# What is asked
Copy out each line in the material below that has the word "Histogram".

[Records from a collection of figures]
— Start —

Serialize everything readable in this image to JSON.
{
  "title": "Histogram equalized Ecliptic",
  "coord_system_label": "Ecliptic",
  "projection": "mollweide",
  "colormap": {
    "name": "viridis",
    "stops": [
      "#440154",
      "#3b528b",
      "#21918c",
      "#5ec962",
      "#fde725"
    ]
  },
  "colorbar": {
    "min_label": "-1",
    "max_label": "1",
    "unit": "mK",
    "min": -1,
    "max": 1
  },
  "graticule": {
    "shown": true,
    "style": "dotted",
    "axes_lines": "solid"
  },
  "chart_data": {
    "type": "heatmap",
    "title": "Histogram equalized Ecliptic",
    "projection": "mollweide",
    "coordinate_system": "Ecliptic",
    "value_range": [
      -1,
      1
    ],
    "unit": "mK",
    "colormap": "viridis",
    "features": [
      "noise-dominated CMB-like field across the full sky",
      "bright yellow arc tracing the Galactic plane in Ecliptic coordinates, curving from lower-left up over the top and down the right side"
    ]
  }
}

— End —
— Start —

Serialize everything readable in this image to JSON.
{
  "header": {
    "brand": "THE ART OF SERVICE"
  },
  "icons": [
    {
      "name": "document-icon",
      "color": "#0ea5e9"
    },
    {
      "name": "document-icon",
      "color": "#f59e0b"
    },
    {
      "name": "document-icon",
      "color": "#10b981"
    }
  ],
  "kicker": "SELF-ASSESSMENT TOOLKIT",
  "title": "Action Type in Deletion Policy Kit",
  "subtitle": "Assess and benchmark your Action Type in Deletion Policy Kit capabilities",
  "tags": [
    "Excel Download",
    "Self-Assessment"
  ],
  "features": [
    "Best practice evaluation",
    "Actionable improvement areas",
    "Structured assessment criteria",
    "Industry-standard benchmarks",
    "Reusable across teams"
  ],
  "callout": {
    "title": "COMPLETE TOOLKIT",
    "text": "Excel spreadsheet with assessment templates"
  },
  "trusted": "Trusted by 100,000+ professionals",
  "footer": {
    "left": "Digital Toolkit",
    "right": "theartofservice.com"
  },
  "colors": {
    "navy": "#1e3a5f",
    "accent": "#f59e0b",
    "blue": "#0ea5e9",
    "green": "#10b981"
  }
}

— End —

# Complete answer
  "title": "Histogram equalized Ecliptic",
    "title": "Histogram equalized Ecliptic",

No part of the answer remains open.